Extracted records
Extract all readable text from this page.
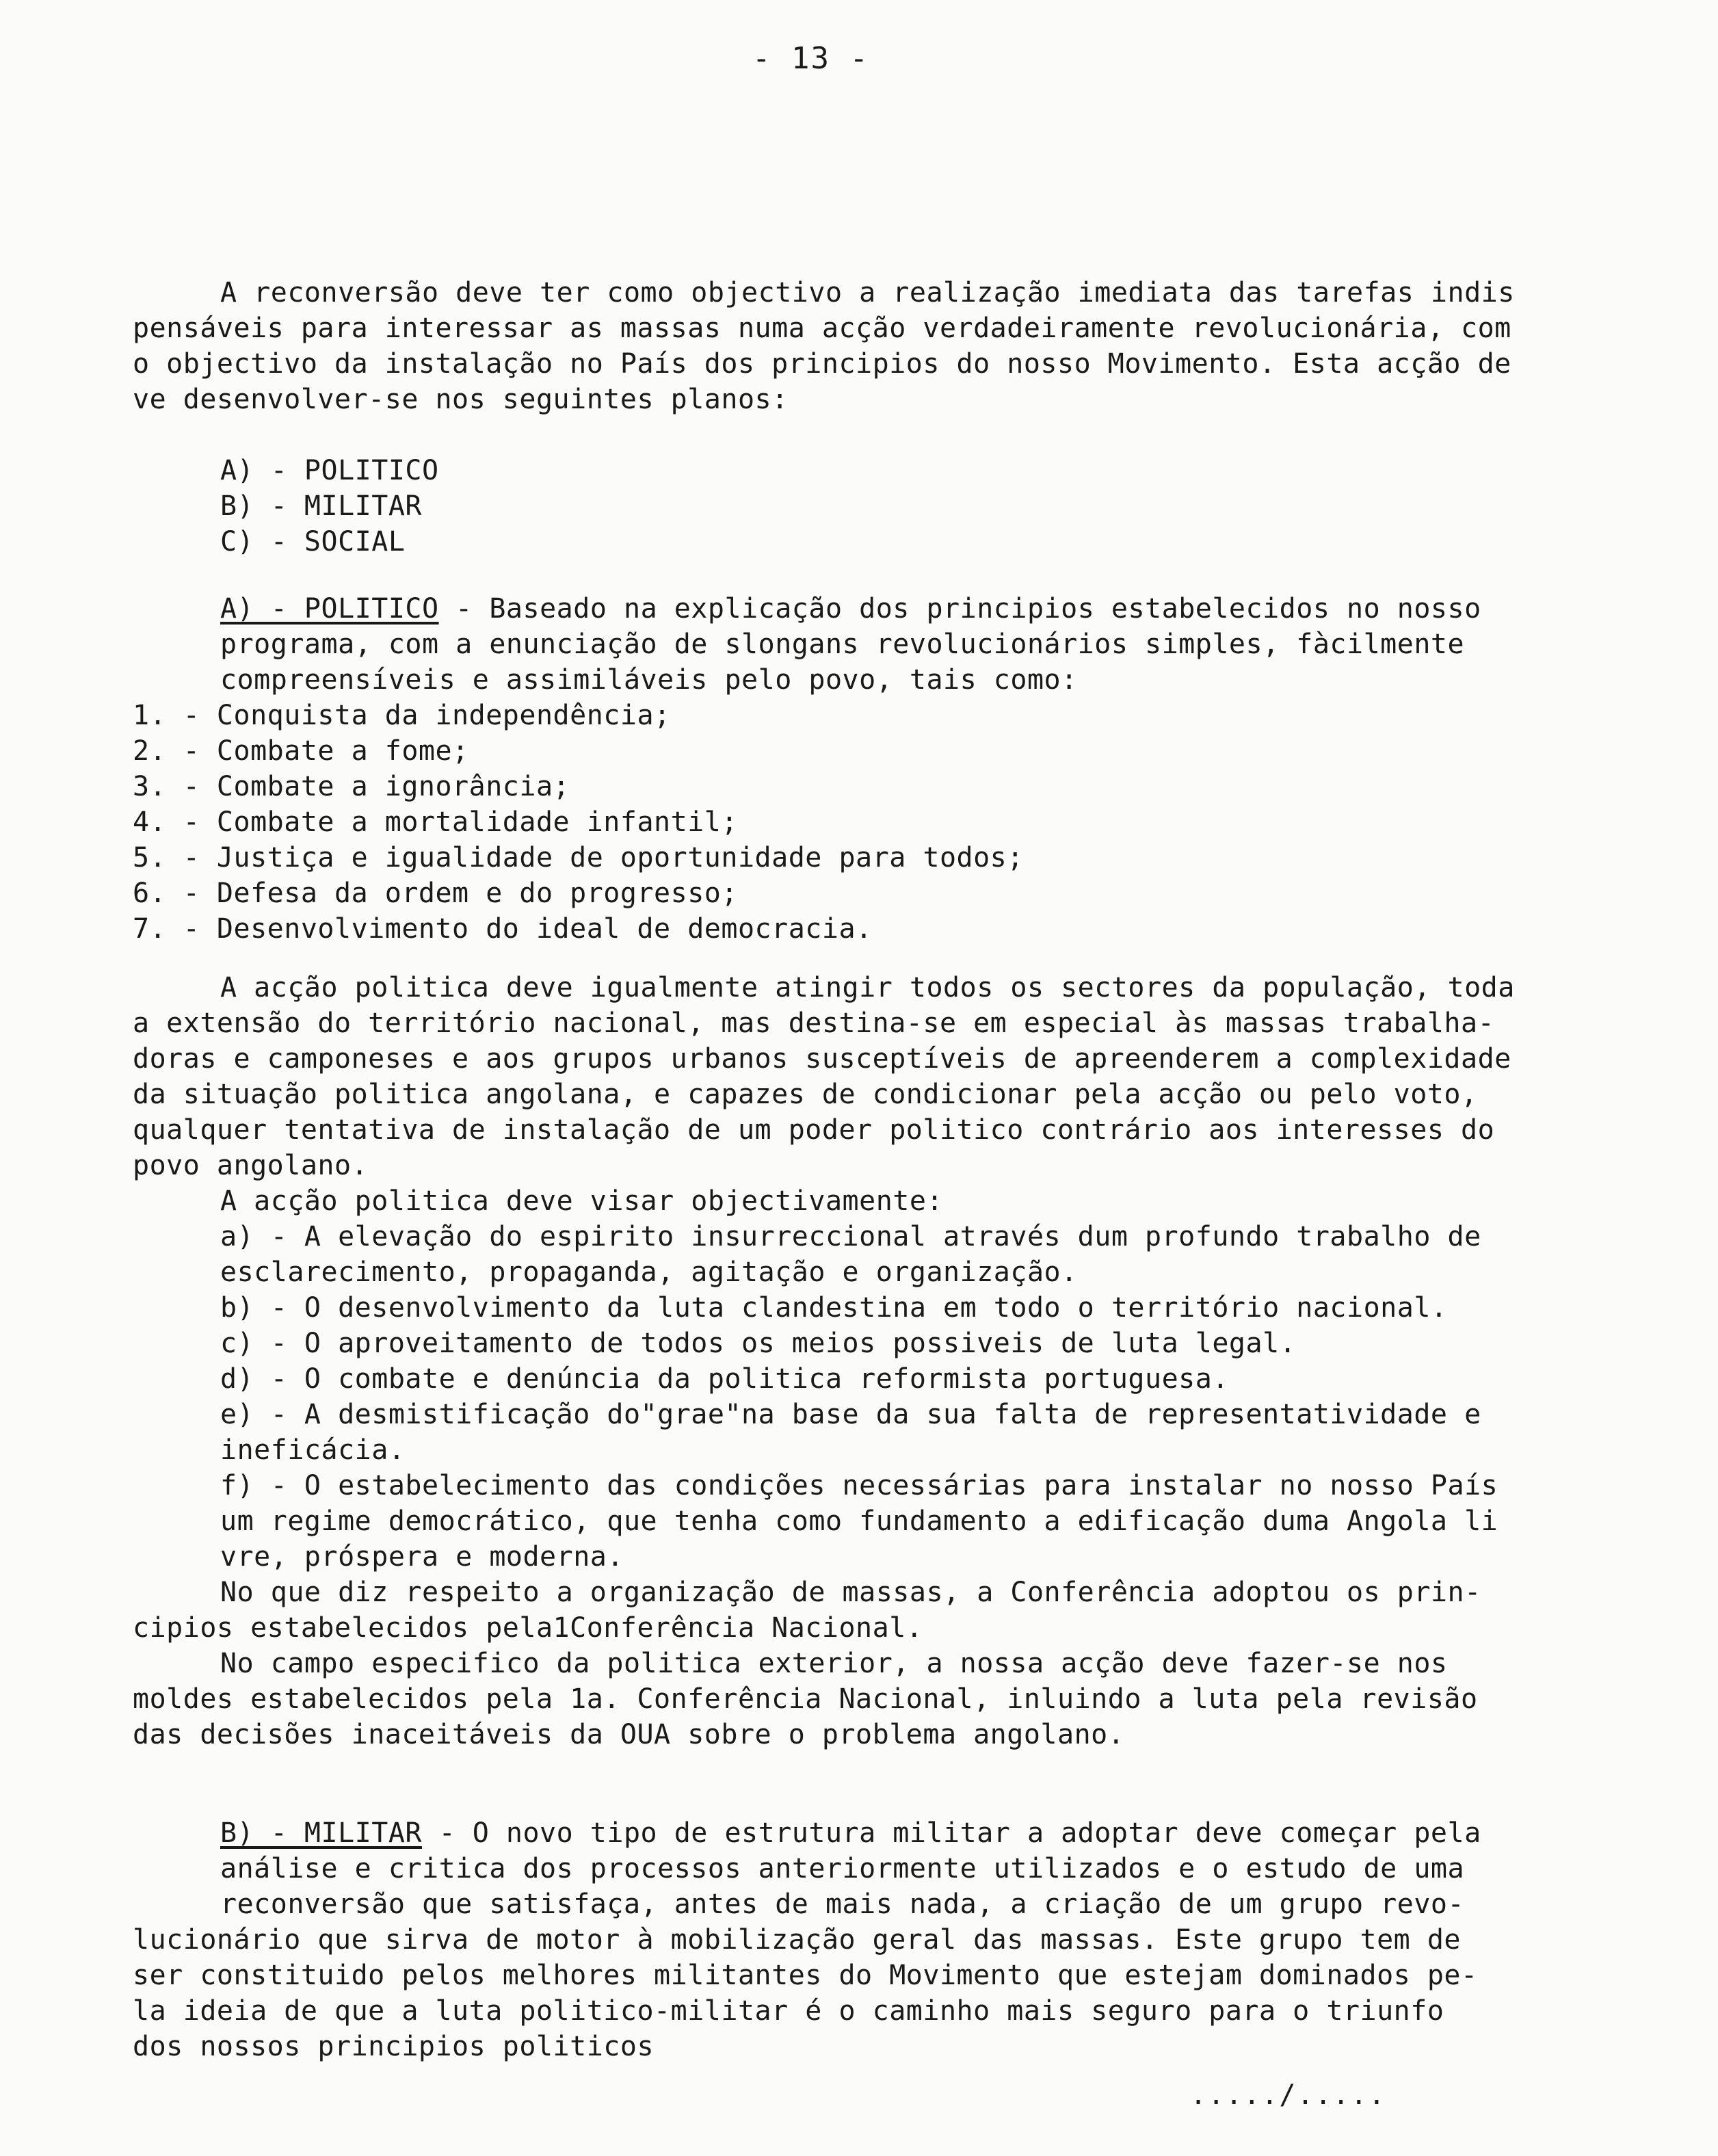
- 13 -
A reconversão deve ter como objectivo a realização imediata das tarefas indis
pensáveis para interessar as massas numa acção verdadeiramente revolucionária, com
o objectivo da instalação no País dos principios do nosso Movimento. Esta acção de
ve desenvolver-se nos seguintes planos:
A) - POLITICO
B) - MILITAR
C) - SOCIAL
A) - POLITICO - Baseado na explicação dos principios estabelecidos no nosso
programa, com a enunciação de slongans revolucionários simples, fàcilmente
compreensíveis e assimiláveis pelo povo, tais como:
1. - Conquista da independência;
2. - Combate a fome;
3. - Combate a ignorância;
4. - Combate a mortalidade infantil;
5. - Justiça e igualidade de oportunidade para todos;
6. - Defesa da ordem e do progresso;
7. - Desenvolvimento do ideal de democracia.
A acção politica deve igualmente atingir todos os sectores da população, toda
a extensão do território nacional, mas destina-se em especial às massas trabalha-
doras e camponeses e aos grupos urbanos susceptíveis de apreenderem a complexidade
da situação politica angolana, e capazes de condicionar pela acção ou pelo voto,
qualquer tentativa de instalação de um poder politico contrário aos interesses do
povo angolano.
A acção politica deve visar objectivamente:
a) - A elevação do espirito insurreccional através dum profundo trabalho de
esclarecimento, propaganda, agitação e organização.
b) - O desenvolvimento da luta clandestina em todo o território nacional.
c) - O aproveitamento de todos os meios possiveis de luta legal.
d) - O combate e denúncia da politica reformista portuguesa.
e) - A desmistificação do"grae"na base da sua falta de representatividade e
ineficácia.
f) - O estabelecimento das condições necessárias para instalar no nosso País
um regime democrático, que tenha como fundamento a edificação duma Angola li
vre, próspera e moderna.
No que diz respeito a organização de massas, a Conferência adoptou os prin-
cipios estabelecidos pela1Conferência Nacional.
No campo especifico da politica exterior, a nossa acção deve fazer-se nos
moldes estabelecidos pela 1a. Conferência Nacional, inluindo a luta pela revisão
das decisões inaceitáveis da OUA sobre o problema angolano.
B) - MILITAR - O novo tipo de estrutura militar a adoptar deve começar pela
análise e critica dos processos anteriormente utilizados e o estudo de uma
reconversão que satisfaça, antes de mais nada, a criação de um grupo revo-
lucionário que sirva de motor à mobilização geral das massas. Este grupo tem de
ser constituido pelos melhores militantes do Movimento que estejam dominados pe-
la ideia de que a luta politico-militar é o caminho mais seguro para o triunfo
dos nossos principios politicos
...../.....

• **TO BE DONE**: Reproduce the data above in full, exactly as it is, with the pictures left out.

• **FINISHED ANSWER**:
Extract all readable text from this page.
- 13 -
A reconversão deve ter como objectivo a realização imediata das tarefas indis
pensáveis para interessar as massas numa acção verdadeiramente revolucionária, com
o objectivo da instalação no País dos principios do nosso Movimento. Esta acção de
ve desenvolver-se nos seguintes planos:
A) - POLITICO
B) - MILITAR
C) - SOCIAL
A) - POLITICO - Baseado na explicação dos principios estabelecidos no nosso
programa, com a enunciação de slongans revolucionários simples, fàcilmente
compreensíveis e assimiláveis pelo povo, tais como:
1. - Conquista da independência;
2. - Combate a fome;
3. - Combate a ignorância;
4. - Combate a mortalidade infantil;
5. - Justiça e igualidade de oportunidade para todos;
6. - Defesa da ordem e do progresso;
7. - Desenvolvimento do ideal de democracia.
A acção politica deve igualmente atingir todos os sectores da população, toda
a extensão do território nacional, mas destina-se em especial às massas trabalha-
doras e camponeses e aos grupos urbanos susceptíveis de apreenderem a complexidade
da situação politica angolana, e capazes de condicionar pela acção ou pelo voto,
qualquer tentativa de instalação de um poder politico contrário aos interesses do
povo angolano.
A acção politica deve visar objectivamente:
a) - A elevação do espirito insurreccional através dum profundo trabalho de
esclarecimento, propaganda, agitação e organização.
b) - O desenvolvimento da luta clandestina em todo o território nacional.
c) - O aproveitamento de todos os meios possiveis de luta legal.
d) - O combate e denúncia da politica reformista portuguesa.
e) - A desmistificação do"grae"na base da sua falta de representatividade e
ineficácia.
f) - O estabelecimento das condições necessárias para instalar no nosso País
um regime democrático, que tenha como fundamento a edificação duma Angola li
vre, próspera e moderna.
No que diz respeito a organização de massas, a Conferência adoptou os prin-
cipios estabelecidos pela1Conferência Nacional.
No campo especifico da politica exterior, a nossa acção deve fazer-se nos
moldes estabelecidos pela 1a. Conferência Nacional, inluindo a luta pela revisão
das decisões inaceitáveis da OUA sobre o problema angolano.
B) - MILITAR - O novo tipo de estrutura militar a adoptar deve começar pela
análise e critica dos processos anteriormente utilizados e o estudo de uma
reconversão que satisfaça, antes de mais nada, a criação de um grupo revo-
lucionário que sirva de motor à mobilização geral das massas. Este grupo tem de
ser constituido pelos melhores militantes do Movimento que estejam dominados pe-
la ideia de que a luta politico-militar é o caminho mais seguro para o triunfo
dos nossos principios politicos
...../.....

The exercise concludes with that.